• Do this:
Please give the data below again in full, exactly as it stands.

• Recorded information:
*-*-*

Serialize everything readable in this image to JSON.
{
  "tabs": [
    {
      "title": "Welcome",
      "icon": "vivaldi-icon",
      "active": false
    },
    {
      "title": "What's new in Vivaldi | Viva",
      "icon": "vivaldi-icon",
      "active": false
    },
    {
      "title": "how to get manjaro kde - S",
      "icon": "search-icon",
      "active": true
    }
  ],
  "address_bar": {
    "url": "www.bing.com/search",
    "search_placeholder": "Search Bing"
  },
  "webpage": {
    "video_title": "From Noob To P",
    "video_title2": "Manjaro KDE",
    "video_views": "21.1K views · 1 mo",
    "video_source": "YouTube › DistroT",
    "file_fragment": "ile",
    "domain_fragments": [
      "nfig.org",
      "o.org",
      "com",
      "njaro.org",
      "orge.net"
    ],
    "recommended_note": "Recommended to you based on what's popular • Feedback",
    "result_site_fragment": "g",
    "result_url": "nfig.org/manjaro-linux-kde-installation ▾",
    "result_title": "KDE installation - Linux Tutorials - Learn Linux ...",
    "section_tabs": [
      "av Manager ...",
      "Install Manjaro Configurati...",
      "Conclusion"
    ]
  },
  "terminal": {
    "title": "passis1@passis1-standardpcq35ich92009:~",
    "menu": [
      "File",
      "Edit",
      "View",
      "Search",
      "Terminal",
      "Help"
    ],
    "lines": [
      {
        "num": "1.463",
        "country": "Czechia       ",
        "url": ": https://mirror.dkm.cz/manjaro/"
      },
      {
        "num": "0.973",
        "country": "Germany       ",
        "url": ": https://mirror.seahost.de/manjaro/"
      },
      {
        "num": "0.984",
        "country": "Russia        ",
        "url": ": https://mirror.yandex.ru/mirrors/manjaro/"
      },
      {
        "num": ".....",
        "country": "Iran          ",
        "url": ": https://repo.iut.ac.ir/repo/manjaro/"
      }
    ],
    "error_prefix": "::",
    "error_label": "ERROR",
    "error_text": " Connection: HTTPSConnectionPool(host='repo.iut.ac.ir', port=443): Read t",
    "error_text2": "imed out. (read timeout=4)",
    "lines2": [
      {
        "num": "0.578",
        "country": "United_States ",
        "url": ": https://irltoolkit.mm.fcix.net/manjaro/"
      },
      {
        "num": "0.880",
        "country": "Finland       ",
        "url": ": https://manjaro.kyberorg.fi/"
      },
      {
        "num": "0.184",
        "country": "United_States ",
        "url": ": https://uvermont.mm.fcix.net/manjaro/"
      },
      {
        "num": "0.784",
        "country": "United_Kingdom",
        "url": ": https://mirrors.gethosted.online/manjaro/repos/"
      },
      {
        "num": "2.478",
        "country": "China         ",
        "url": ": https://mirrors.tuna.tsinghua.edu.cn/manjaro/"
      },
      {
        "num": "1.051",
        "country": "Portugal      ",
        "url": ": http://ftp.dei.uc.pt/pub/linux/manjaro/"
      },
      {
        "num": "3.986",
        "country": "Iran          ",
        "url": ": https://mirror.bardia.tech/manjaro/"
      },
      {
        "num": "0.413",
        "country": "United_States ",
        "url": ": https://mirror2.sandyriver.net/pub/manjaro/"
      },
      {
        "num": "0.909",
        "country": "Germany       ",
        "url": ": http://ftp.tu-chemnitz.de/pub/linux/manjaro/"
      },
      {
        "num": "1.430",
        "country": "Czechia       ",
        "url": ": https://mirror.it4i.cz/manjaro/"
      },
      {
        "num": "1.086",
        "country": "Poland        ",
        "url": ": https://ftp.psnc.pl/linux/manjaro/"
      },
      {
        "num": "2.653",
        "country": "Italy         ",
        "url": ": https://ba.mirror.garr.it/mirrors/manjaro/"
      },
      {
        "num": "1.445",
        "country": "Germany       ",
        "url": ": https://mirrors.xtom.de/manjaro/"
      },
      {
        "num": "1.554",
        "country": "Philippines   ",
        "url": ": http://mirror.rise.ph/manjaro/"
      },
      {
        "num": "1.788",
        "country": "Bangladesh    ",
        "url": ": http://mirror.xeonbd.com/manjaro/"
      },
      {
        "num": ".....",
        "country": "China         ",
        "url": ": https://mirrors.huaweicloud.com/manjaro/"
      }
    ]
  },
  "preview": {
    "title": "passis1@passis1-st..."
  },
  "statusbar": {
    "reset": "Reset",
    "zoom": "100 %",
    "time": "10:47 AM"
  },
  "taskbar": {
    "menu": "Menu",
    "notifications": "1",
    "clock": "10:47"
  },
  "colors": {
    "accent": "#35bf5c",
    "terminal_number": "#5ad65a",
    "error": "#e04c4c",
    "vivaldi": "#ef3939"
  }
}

*-*-*

• Worked solution:
Serialize everything readable in this image to JSON.
{
  "tabs": [
    {
      "title": "Welcome",
      "icon": "vivaldi-icon",
      "active": false
    },
    {
      "title": "What's new in Vivaldi | Viva",
      "icon": "vivaldi-icon",
      "active": false
    },
    {
      "title": "how to get manjaro kde - S",
      "icon": "search-icon",
      "active": true
    }
  ],
  "address_bar": {
    "url": "www.bing.com/search",
    "search_placeholder": "Search Bing"
  },
  "webpage": {
    "video_title": "From Noob To P",
    "video_title2": "Manjaro KDE",
    "video_views": "21.1K views · 1 mo",
    "video_source": "YouTube › DistroT",
    "file_fragment": "ile",
    "domain_fragments": [
      "nfig.org",
      "o.org",
      "com",
      "njaro.org",
      "orge.net"
    ],
    "recommended_note": "Recommended to you based on what's popular • Feedback",
    "result_site_fragment": "g",
    "result_url": "nfig.org/manjaro-linux-kde-installation ▾",
    "result_title": "KDE installation - Linux Tutorials - Learn Linux ...",
    "section_tabs": [
      "av Manager ...",
      "Install Manjaro Configurati...",
      "Conclusion"
    ]
  },
  "terminal": {
    "title": "passis1@passis1-standardpcq35ich92009:~",
    "menu": [
      "File",
      "Edit",
      "View",
      "Search",
      "Terminal",
      "Help"
    ],
    "lines": [
      {
        "num": "1.463",
        "country": "Czechia       ",
        "url": ": https://mirror.dkm.cz/manjaro/"
      },
      {
        "num": "0.973",
        "country": "Germany       ",
        "url": ": https://mirror.seahost.de/manjaro/"
      },
      {
        "num": "0.984",
        "country": "Russia        ",
        "url": ": https://mirror.yandex.ru/mirrors/manjaro/"
      },
      {
        "num": ".....",
        "country": "Iran          ",
        "url": ": https://repo.iut.ac.ir/repo/manjaro/"
      }
    ],
    "error_prefix": "::",
    "error_label": "ERROR",
    "error_text": " Connection: HTTPSConnectionPool(host='repo.iut.ac.ir', port=443): Read t",
    "error_text2": "imed out. (read timeout=4)",
    "lines2": [
      {
        "num": "0.578",
        "country": "United_States ",
        "url": ": https://irltoolkit.mm.fcix.net/manjaro/"
      },
      {
        "num": "0.880",
        "country": "Finland       ",
        "url": ": https://manjaro.kyberorg.fi/"
      },
      {
        "num": "0.184",
        "country": "United_States ",
        "url": ": https://uvermont.mm.fcix.net/manjaro/"
      },
      {
        "num": "0.784",
        "country": "United_Kingdom",
        "url": ": https://mirrors.gethosted.online/manjaro/repos/"
      },
      {
        "num": "2.478",
        "country": "China         ",
        "url": ": https://mirrors.tuna.tsinghua.edu.cn/manjaro/"
      },
      {
        "num": "1.051",
        "country": "Portugal      ",
        "url": ": http://ftp.dei.uc.pt/pub/linux/manjaro/"
      },
      {
        "num": "3.986",
        "country": "Iran          ",
        "url": ": https://mirror.bardia.tech/manjaro/"
      },
      {
        "num": "0.413",
        "country": "United_States ",
        "url": ": https://mirror2.sandyriver.net/pub/manjaro/"
      },
      {
        "num": "0.909",
        "country": "Germany       ",
        "url": ": http://ftp.tu-chemnitz.de/pub/linux/manjaro/"
      },
      {
        "num": "1.430",
        "country": "Czechia       ",
        "url": ": https://mirror.it4i.cz/manjaro/"
      },
      {
        "num": "1.086",
        "country": "Poland        ",
        "url": ": https://ftp.psnc.pl/linux/manjaro/"
      },
      {
        "num": "2.653",
        "country": "Italy         ",
        "url": ": https://ba.mirror.garr.it/mirrors/manjaro/"
      },
      {
        "num": "1.445",
        "country": "Germany       ",
        "url": ": https://mirrors.xtom.de/manjaro/"
      },
      {
        "num": "1.554",
        "country": "Philippines   ",
        "url": ": http://mirror.rise.ph/manjaro/"
      },
      {
        "num": "1.788",
        "country": "Bangladesh    ",
        "url": ": http://mirror.xeonbd.com/manjaro/"
      },
      {
        "num": ".....",
        "country": "China         ",
        "url": ": https://mirrors.huaweicloud.com/manjaro/"
      }
    ]
  },
  "preview": {
    "title": "passis1@passis1-st..."
  },
  "statusbar": {
    "reset": "Reset",
    "zoom": "100 %",
    "time": "10:47 AM"
  },
  "taskbar": {
    "menu": "Menu",
    "notifications": "1",
    "clock": "10:47"
  },
  "colors": {
    "accent": "#35bf5c",
    "terminal_number": "#5ad65a",
    "error": "#e04c4c",
    "vivaldi": "#ef3939"
  }
}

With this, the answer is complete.